TASK PROMPT: Wherever the string "chevron" occurs in a line of these records, report that line.

RECORDS SHOWN:

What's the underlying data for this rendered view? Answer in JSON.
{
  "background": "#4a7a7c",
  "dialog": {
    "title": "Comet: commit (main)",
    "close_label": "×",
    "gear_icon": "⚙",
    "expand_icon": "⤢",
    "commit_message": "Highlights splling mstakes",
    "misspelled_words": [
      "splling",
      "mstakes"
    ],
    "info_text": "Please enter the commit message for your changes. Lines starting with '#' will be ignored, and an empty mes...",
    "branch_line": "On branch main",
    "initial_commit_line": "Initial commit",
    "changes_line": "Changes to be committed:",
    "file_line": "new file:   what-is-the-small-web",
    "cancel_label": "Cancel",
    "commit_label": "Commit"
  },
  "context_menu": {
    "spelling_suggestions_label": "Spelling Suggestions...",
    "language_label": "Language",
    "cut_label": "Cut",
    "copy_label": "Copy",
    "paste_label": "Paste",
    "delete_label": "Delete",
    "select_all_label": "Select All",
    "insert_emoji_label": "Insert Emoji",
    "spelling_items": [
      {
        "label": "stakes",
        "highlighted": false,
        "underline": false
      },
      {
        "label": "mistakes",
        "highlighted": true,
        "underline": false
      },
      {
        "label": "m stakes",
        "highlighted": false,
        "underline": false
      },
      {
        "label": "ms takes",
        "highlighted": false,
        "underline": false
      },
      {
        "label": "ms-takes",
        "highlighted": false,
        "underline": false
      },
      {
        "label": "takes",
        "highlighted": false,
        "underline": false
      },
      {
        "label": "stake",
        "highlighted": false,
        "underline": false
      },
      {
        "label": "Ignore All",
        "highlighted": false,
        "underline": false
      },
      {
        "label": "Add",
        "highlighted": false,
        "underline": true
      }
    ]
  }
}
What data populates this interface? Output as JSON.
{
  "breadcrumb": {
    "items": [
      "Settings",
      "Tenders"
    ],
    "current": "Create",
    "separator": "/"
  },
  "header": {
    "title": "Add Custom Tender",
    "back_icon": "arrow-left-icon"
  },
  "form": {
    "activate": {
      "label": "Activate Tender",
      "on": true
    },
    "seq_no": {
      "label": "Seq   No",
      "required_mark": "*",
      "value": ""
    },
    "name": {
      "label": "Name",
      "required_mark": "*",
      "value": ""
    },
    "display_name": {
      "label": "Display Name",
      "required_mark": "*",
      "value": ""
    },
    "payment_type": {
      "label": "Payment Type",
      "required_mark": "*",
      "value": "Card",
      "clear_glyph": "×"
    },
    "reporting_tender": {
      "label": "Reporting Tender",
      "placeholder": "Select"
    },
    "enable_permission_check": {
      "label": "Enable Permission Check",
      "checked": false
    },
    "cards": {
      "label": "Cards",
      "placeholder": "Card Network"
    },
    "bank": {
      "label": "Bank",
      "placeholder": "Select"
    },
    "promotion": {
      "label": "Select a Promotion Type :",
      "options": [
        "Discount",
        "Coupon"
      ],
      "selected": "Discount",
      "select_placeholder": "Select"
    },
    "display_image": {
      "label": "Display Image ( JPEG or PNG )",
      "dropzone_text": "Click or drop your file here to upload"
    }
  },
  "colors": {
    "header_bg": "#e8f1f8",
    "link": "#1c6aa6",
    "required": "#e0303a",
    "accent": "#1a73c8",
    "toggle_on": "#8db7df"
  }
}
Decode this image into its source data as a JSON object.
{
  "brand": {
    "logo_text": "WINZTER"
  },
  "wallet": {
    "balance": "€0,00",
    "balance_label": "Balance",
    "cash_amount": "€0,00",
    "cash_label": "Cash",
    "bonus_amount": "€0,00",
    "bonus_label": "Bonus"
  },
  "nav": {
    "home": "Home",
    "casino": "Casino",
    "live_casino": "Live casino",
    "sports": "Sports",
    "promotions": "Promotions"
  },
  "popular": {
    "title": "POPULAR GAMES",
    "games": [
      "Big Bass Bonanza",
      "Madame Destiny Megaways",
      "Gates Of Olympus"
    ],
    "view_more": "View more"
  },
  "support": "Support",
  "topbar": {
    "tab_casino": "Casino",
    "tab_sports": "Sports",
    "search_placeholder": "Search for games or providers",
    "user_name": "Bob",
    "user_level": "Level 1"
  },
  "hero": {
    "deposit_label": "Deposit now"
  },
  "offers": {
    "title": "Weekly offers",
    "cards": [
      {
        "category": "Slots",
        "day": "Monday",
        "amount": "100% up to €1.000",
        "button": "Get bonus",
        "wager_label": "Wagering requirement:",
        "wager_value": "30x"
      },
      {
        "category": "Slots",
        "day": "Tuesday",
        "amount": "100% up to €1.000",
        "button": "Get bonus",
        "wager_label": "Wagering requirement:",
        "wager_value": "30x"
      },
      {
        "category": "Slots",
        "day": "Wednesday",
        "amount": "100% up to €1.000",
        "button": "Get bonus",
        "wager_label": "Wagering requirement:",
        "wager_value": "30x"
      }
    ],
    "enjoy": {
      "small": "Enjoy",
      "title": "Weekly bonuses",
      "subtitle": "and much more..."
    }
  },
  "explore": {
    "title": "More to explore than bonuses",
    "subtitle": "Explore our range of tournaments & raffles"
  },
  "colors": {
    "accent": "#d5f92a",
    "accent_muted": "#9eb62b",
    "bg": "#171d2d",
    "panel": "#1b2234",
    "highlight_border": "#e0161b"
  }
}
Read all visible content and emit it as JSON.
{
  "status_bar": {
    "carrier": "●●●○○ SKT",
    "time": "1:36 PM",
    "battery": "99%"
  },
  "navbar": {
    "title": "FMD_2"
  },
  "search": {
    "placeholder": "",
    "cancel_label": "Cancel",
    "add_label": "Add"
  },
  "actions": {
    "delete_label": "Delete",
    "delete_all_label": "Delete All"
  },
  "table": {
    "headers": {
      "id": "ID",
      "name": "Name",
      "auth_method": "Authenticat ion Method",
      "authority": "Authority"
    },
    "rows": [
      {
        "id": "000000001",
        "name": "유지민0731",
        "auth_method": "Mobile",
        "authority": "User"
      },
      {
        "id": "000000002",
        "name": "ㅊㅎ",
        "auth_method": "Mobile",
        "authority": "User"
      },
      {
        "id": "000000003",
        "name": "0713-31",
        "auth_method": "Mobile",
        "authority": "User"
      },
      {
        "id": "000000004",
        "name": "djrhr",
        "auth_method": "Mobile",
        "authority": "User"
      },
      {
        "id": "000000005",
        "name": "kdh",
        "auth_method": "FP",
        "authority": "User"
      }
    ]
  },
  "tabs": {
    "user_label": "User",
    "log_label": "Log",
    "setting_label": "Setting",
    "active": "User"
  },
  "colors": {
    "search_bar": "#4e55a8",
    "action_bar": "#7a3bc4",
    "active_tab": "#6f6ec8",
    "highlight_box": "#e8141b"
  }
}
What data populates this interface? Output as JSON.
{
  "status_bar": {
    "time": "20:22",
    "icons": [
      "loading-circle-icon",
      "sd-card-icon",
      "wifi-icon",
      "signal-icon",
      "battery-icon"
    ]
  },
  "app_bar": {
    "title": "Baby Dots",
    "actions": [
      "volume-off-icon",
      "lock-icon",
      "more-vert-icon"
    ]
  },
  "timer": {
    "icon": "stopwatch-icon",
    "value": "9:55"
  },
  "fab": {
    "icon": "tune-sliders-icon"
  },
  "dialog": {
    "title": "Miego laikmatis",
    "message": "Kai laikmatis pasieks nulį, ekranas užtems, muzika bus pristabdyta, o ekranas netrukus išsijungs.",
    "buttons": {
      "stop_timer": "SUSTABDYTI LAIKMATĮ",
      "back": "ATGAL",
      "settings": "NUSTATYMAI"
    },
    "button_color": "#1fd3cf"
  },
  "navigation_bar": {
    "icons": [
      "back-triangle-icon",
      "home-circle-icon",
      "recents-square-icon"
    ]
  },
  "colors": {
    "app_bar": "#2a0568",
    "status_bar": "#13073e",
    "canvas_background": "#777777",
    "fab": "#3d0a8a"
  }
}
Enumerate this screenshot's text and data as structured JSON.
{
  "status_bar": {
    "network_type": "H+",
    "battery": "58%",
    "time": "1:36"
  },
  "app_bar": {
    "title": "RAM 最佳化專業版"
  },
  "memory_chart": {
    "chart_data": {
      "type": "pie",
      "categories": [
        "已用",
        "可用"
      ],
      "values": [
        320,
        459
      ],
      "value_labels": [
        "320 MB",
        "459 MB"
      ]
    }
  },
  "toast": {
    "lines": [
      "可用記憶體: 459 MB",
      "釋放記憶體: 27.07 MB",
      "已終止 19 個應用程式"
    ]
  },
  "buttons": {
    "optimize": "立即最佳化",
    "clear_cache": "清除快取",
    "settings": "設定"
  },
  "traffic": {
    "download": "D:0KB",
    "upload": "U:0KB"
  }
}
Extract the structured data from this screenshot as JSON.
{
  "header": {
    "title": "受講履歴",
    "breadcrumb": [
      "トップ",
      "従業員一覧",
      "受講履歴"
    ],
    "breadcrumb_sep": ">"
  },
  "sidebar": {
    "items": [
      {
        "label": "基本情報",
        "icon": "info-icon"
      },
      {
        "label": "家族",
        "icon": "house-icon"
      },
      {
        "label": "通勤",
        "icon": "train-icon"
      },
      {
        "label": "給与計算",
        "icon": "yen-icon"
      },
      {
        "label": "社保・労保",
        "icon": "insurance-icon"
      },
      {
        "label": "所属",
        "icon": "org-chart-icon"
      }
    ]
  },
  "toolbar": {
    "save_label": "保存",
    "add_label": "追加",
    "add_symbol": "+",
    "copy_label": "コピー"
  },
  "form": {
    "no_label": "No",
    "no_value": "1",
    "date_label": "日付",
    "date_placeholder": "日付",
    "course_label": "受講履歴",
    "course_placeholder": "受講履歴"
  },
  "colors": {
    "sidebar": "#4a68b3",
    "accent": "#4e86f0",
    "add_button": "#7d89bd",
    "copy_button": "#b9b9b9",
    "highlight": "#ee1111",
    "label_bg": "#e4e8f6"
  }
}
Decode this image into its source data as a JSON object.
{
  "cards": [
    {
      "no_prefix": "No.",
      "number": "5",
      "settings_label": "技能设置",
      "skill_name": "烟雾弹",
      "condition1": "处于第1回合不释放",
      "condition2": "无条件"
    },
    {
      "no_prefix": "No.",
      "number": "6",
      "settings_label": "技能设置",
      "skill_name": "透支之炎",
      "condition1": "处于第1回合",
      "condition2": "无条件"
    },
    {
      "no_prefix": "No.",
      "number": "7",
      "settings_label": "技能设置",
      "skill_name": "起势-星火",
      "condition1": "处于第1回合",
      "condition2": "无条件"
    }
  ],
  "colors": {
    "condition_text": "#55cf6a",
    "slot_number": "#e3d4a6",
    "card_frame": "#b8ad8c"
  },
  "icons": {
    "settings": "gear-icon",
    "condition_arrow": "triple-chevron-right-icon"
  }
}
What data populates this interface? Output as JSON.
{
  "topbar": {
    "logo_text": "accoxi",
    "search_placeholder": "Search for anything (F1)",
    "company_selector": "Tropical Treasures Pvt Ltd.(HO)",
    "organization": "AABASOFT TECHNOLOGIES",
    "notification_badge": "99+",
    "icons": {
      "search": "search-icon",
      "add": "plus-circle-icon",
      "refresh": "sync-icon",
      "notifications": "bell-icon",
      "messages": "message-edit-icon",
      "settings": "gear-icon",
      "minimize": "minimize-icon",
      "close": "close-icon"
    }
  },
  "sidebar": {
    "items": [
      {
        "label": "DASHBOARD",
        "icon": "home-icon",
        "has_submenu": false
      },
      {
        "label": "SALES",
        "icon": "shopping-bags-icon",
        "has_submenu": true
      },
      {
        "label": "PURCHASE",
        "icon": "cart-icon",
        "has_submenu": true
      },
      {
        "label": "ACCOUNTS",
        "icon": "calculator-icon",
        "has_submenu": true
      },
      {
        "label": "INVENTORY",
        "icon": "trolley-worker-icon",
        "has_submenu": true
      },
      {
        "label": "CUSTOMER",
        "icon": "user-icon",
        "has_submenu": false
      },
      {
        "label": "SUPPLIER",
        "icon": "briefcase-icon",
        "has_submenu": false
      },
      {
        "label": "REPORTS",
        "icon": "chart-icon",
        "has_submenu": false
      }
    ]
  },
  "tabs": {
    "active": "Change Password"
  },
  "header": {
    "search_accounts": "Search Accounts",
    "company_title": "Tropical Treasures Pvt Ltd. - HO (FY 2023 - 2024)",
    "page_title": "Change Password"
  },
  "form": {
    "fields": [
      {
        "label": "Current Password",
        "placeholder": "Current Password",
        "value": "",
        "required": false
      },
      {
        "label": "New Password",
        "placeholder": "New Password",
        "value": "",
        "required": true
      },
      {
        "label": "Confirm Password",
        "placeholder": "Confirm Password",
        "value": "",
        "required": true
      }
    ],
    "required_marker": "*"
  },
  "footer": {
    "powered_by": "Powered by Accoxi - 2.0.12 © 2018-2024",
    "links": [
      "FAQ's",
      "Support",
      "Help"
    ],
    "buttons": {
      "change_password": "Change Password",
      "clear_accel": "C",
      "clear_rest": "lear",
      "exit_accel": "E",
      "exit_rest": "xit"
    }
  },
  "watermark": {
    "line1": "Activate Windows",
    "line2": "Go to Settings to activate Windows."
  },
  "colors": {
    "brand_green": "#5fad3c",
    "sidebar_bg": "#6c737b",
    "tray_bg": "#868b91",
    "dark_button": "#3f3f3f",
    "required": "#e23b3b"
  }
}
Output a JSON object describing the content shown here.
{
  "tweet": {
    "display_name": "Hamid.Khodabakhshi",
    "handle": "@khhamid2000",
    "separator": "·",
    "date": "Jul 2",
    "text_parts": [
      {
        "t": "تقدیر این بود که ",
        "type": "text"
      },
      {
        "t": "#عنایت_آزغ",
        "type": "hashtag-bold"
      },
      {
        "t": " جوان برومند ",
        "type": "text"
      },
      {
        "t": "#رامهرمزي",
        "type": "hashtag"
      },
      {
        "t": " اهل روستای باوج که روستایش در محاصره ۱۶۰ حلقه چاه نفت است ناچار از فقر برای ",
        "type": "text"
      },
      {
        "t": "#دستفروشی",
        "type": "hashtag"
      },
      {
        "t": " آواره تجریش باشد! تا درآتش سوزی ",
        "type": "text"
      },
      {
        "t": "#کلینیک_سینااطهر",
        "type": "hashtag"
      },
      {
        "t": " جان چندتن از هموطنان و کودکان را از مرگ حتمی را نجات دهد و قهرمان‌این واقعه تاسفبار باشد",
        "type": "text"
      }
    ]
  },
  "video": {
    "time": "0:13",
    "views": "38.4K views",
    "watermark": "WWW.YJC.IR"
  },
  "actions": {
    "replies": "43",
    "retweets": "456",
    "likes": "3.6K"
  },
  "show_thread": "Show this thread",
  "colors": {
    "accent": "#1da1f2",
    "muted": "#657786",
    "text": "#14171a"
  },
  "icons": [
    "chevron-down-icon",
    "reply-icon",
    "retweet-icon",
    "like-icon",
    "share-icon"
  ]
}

ANSWER TO THIS EXERCISE:
    "condition_arrow": "triple-chevron-right-icon"
    "chevron-down-icon",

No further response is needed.